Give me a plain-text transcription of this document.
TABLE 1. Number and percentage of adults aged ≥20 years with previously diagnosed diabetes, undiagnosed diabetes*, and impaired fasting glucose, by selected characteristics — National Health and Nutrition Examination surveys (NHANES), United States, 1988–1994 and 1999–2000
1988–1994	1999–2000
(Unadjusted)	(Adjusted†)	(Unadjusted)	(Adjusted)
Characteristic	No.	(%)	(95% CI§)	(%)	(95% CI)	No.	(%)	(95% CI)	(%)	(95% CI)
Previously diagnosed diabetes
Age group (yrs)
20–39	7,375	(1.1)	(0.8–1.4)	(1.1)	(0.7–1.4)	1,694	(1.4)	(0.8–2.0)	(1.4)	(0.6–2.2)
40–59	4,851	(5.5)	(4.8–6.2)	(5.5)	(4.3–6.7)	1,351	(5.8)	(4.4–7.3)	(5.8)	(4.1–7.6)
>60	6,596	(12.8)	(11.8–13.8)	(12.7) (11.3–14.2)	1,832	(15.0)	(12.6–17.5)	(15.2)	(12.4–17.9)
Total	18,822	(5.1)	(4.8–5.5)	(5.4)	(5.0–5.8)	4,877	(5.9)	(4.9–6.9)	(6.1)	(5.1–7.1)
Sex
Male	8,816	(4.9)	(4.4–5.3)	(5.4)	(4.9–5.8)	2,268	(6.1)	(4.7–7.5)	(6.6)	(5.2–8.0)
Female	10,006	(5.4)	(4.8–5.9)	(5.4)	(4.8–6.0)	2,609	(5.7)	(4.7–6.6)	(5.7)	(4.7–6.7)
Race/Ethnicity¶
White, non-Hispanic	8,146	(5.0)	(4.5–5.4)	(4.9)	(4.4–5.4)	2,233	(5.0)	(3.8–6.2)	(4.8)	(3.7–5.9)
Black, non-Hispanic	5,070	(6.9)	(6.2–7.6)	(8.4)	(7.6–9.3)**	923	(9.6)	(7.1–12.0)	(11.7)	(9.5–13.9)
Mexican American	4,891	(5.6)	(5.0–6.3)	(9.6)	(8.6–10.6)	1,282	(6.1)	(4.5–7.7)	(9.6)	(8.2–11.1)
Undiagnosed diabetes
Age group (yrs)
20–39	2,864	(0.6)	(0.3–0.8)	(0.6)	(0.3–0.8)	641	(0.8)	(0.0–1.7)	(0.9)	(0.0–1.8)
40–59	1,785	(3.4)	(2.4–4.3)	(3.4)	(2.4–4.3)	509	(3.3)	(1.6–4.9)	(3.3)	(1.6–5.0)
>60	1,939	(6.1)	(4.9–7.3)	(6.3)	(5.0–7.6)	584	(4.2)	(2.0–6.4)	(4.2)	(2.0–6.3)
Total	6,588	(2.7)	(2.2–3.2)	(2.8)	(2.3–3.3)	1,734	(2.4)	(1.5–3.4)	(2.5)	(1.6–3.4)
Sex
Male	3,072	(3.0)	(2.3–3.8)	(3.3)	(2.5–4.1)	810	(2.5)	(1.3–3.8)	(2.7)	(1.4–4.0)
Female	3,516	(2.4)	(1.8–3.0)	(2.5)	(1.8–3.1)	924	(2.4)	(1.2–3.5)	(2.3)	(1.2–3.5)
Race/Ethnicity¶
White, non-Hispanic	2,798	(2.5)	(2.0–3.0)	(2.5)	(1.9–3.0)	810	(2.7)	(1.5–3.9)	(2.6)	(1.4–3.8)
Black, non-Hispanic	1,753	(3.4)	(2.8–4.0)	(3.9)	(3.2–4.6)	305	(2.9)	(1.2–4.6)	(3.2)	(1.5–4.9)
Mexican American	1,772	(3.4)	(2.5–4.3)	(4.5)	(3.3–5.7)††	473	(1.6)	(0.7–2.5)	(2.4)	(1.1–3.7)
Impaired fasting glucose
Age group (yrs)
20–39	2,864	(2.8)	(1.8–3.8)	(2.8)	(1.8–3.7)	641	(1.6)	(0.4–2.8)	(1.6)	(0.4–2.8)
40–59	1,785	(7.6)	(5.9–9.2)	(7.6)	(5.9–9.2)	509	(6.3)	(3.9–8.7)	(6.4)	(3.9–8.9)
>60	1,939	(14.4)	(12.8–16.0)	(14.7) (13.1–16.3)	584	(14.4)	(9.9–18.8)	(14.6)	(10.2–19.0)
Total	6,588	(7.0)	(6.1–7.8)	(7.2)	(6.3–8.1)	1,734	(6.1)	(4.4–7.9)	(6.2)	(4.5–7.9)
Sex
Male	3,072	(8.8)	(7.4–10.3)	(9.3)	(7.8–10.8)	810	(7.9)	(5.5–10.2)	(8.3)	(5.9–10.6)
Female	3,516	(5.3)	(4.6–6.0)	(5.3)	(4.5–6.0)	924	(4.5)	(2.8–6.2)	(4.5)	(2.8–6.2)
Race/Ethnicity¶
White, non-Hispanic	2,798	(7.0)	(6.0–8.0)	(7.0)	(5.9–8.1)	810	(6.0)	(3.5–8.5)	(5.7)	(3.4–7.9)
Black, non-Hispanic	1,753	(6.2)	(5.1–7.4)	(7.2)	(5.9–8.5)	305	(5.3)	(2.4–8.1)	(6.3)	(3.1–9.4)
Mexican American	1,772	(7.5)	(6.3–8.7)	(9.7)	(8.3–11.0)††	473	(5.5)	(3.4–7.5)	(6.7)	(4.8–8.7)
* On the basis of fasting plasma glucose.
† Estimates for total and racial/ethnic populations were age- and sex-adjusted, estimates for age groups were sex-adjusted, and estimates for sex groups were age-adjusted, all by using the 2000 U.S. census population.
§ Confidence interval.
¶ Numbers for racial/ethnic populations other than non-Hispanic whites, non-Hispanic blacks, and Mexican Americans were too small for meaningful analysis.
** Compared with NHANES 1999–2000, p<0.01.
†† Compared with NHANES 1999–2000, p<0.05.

● ● ● ●

Short problem ::
Give the material above again, word for word.

Solution for this task ::
Give me a plain-text transcription of this document.
TABLE 1. Number and percentage of adults aged ≥20 years with previously diagnosed diabetes, undiagnosed diabetes*, and impaired fasting glucose, by selected characteristics — National Health and Nutrition Examination surveys (NHANES), United States, 1988–1994 and 1999–2000
1988–1994	1999–2000
(Unadjusted)	(Adjusted†)	(Unadjusted)	(Adjusted)
Characteristic	No.	(%)	(95% CI§)	(%)	(95% CI)	No.	(%)	(95% CI)	(%)	(95% CI)
Previously diagnosed diabetes
Age group (yrs)
20–39	7,375	(1.1)	(0.8–1.4)	(1.1)	(0.7–1.4)	1,694	(1.4)	(0.8–2.0)	(1.4)	(0.6–2.2)
40–59	4,851	(5.5)	(4.8–6.2)	(5.5)	(4.3–6.7)	1,351	(5.8)	(4.4–7.3)	(5.8)	(4.1–7.6)
>60	6,596	(12.8)	(11.8–13.8)	(12.7) (11.3–14.2)	1,832	(15.0)	(12.6–17.5)	(15.2)	(12.4–17.9)
Total	18,822	(5.1)	(4.8–5.5)	(5.4)	(5.0–5.8)	4,877	(5.9)	(4.9–6.9)	(6.1)	(5.1–7.1)
Sex
Male	8,816	(4.9)	(4.4–5.3)	(5.4)	(4.9–5.8)	2,268	(6.1)	(4.7–7.5)	(6.6)	(5.2–8.0)
Female	10,006	(5.4)	(4.8–5.9)	(5.4)	(4.8–6.0)	2,609	(5.7)	(4.7–6.6)	(5.7)	(4.7–6.7)
Race/Ethnicity¶
White, non-Hispanic	8,146	(5.0)	(4.5–5.4)	(4.9)	(4.4–5.4)	2,233	(5.0)	(3.8–6.2)	(4.8)	(3.7–5.9)
Black, non-Hispanic	5,070	(6.9)	(6.2–7.6)	(8.4)	(7.6–9.3)**	923	(9.6)	(7.1–12.0)	(11.7)	(9.5–13.9)
Mexican American	4,891	(5.6)	(5.0–6.3)	(9.6)	(8.6–10.6)	1,282	(6.1)	(4.5–7.7)	(9.6)	(8.2–11.1)
Undiagnosed diabetes
Age group (yrs)
20–39	2,864	(0.6)	(0.3–0.8)	(0.6)	(0.3–0.8)	641	(0.8)	(0.0–1.7)	(0.9)	(0.0–1.8)
40–59	1,785	(3.4)	(2.4–4.3)	(3.4)	(2.4–4.3)	509	(3.3)	(1.6–4.9)	(3.3)	(1.6–5.0)
>60	1,939	(6.1)	(4.9–7.3)	(6.3)	(5.0–7.6)	584	(4.2)	(2.0–6.4)	(4.2)	(2.0–6.3)
Total	6,588	(2.7)	(2.2–3.2)	(2.8)	(2.3–3.3)	1,734	(2.4)	(1.5–3.4)	(2.5)	(1.6–3.4)
Sex
Male	3,072	(3.0)	(2.3–3.8)	(3.3)	(2.5–4.1)	810	(2.5)	(1.3–3.8)	(2.7)	(1.4–4.0)
Female	3,516	(2.4)	(1.8–3.0)	(2.5)	(1.8–3.1)	924	(2.4)	(1.2–3.5)	(2.3)	(1.2–3.5)
Race/Ethnicity¶
White, non-Hispanic	2,798	(2.5)	(2.0–3.0)	(2.5)	(1.9–3.0)	810	(2.7)	(1.5–3.9)	(2.6)	(1.4–3.8)
Black, non-Hispanic	1,753	(3.4)	(2.8–4.0)	(3.9)	(3.2–4.6)	305	(2.9)	(1.2–4.6)	(3.2)	(1.5–4.9)
Mexican American	1,772	(3.4)	(2.5–4.3)	(4.5)	(3.3–5.7)††	473	(1.6)	(0.7–2.5)	(2.4)	(1.1–3.7)
Impaired fasting glucose
Age group (yrs)
20–39	2,864	(2.8)	(1.8–3.8)	(2.8)	(1.8–3.7)	641	(1.6)	(0.4–2.8)	(1.6)	(0.4–2.8)
40–59	1,785	(7.6)	(5.9–9.2)	(7.6)	(5.9–9.2)	509	(6.3)	(3.9–8.7)	(6.4)	(3.9–8.9)
>60	1,939	(14.4)	(12.8–16.0)	(14.7) (13.1–16.3)	584	(14.4)	(9.9–18.8)	(14.6)	(10.2–19.0)
Total	6,588	(7.0)	(6.1–7.8)	(7.2)	(6.3–8.1)	1,734	(6.1)	(4.4–7.9)	(6.2)	(4.5–7.9)
Sex
Male	3,072	(8.8)	(7.4–10.3)	(9.3)	(7.8–10.8)	810	(7.9)	(5.5–10.2)	(8.3)	(5.9–10.6)
Female	3,516	(5.3)	(4.6–6.0)	(5.3)	(4.5–6.0)	924	(4.5)	(2.8–6.2)	(4.5)	(2.8–6.2)
Race/Ethnicity¶
White, non-Hispanic	2,798	(7.0)	(6.0–8.0)	(7.0)	(5.9–8.1)	810	(6.0)	(3.5–8.5)	(5.7)	(3.4–7.9)
Black, non-Hispanic	1,753	(6.2)	(5.1–7.4)	(7.2)	(5.9–8.5)	305	(5.3)	(2.4–8.1)	(6.3)	(3.1–9.4)
Mexican American	1,772	(7.5)	(6.3–8.7)	(9.7)	(8.3–11.0)††	473	(5.5)	(3.4–7.5)	(6.7)	(4.8–8.7)
* On the basis of fasting plasma glucose.
† Estimates for total and racial/ethnic populations were age- and sex-adjusted, estimates for age groups were sex-adjusted, and estimates for sex groups were age-adjusted, all by using the 2000 U.S. census population.
§ Confidence interval.
¶ Numbers for racial/ethnic populations other than non-Hispanic whites, non-Hispanic blacks, and Mexican Americans were too small for meaningful analysis.
** Compared with NHANES 1999–2000, p<0.01.
†† Compared with NHANES 1999–2000, p<0.05.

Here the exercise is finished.